• What the task requires:
Below is a block of records; repeat all of them exactly.

• Data provided:

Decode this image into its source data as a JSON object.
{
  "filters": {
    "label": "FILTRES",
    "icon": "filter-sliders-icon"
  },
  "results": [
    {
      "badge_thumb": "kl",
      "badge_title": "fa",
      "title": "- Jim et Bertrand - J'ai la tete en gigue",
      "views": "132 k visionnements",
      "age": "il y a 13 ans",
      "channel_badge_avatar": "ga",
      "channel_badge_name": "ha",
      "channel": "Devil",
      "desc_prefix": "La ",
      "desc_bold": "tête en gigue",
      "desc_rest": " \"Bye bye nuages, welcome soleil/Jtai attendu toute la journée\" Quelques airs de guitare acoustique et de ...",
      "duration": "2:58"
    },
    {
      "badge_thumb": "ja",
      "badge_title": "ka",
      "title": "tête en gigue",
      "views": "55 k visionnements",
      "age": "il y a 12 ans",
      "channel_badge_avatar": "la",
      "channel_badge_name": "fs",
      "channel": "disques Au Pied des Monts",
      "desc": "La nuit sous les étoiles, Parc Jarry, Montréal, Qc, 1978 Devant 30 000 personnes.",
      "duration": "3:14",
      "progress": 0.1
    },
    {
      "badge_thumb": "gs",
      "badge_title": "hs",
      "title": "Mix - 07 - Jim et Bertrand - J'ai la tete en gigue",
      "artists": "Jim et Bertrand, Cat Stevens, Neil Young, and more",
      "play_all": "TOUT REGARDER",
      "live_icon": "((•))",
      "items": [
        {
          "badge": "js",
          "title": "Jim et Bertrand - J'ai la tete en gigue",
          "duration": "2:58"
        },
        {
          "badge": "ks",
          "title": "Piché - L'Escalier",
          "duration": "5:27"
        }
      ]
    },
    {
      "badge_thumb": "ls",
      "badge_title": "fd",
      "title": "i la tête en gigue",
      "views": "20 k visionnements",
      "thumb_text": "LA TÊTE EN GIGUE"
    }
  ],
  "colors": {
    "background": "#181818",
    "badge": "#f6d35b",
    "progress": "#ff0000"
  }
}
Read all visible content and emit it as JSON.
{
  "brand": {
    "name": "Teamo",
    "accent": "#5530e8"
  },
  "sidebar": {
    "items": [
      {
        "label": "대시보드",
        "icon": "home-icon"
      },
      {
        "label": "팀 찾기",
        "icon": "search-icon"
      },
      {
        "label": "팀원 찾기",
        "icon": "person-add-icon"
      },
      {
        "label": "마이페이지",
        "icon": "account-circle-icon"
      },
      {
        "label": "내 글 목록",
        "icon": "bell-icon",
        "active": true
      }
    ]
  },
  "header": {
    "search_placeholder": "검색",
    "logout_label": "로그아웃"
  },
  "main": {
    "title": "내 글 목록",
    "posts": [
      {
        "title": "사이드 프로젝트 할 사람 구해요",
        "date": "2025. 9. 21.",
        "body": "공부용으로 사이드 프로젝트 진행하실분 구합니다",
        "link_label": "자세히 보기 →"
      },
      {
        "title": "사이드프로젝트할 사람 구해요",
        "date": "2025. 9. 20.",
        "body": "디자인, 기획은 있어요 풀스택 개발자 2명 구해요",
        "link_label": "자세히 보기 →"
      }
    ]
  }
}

• Complete answer:
Decode this image into its source data as a JSON object.
{
  "filters": {
    "label": "FILTRES",
    "icon": "filter-sliders-icon"
  },
  "results": [
    {
      "badge_thumb": "kl",
      "badge_title": "fa",
      "title": "- Jim et Bertrand - J'ai la tete en gigue",
      "views": "132 k visionnements",
      "age": "il y a 13 ans",
      "channel_badge_avatar": "ga",
      "channel_badge_name": "ha",
      "channel": "Devil",
      "desc_prefix": "La ",
      "desc_bold": "tête en gigue",
      "desc_rest": " \"Bye bye nuages, welcome soleil/Jtai attendu toute la journée\" Quelques airs de guitare acoustique et de ...",
      "duration": "2:58"
    },
    {
      "badge_thumb": "ja",
      "badge_title": "ka",
      "title": "tête en gigue",
      "views": "55 k visionnements",
      "age": "il y a 12 ans",
      "channel_badge_avatar": "la",
      "channel_badge_name": "fs",
      "channel": "disques Au Pied des Monts",
      "desc": "La nuit sous les étoiles, Parc Jarry, Montréal, Qc, 1978 Devant 30 000 personnes.",
      "duration": "3:14",
      "progress": 0.1
    },
    {
      "badge_thumb": "gs",
      "badge_title": "hs",
      "title": "Mix - 07 - Jim et Bertrand - J'ai la tete en gigue",
      "artists": "Jim et Bertrand, Cat Stevens, Neil Young, and more",
      "play_all": "TOUT REGARDER",
      "live_icon": "((•))",
      "items": [
        {
          "badge": "js",
          "title": "Jim et Bertrand - J'ai la tete en gigue",
          "duration": "2:58"
        },
        {
          "badge": "ks",
          "title": "Piché - L'Escalier",
          "duration": "5:27"
        }
      ]
    },
    {
      "badge_thumb": "ls",
      "badge_title": "fd",
      "title": "i la tête en gigue",
      "views": "20 k visionnements",
      "thumb_text": "LA TÊTE EN GIGUE"
    }
  ],
  "colors": {
    "background": "#181818",
    "badge": "#f6d35b",
    "progress": "#ff0000"
  }
}
Read all visible content and emit it as JSON.
{
  "brand": {
    "name": "Teamo",
    "accent": "#5530e8"
  },
  "sidebar": {
    "items": [
      {
        "label": "대시보드",
        "icon": "home-icon"
      },
      {
        "label": "팀 찾기",
        "icon": "search-icon"
      },
      {
        "label": "팀원 찾기",
        "icon": "person-add-icon"
      },
      {
        "label": "마이페이지",
        "icon": "account-circle-icon"
      },
      {
        "label": "내 글 목록",
        "icon": "bell-icon",
        "active": true
      }
    ]
  },
  "header": {
    "search_placeholder": "검색",
    "logout_label": "로그아웃"
  },
  "main": {
    "title": "내 글 목록",
    "posts": [
      {
        "title": "사이드 프로젝트 할 사람 구해요",
        "date": "2025. 9. 21.",
        "body": "공부용으로 사이드 프로젝트 진행하실분 구합니다",
        "link_label": "자세히 보기 →"
      },
      {
        "title": "사이드프로젝트할 사람 구해요",
        "date": "2025. 9. 20.",
        "body": "디자인, 기획은 있어요 풀스택 개발자 2명 구해요",
        "link_label": "자세히 보기 →"
      }
    ]
  }
}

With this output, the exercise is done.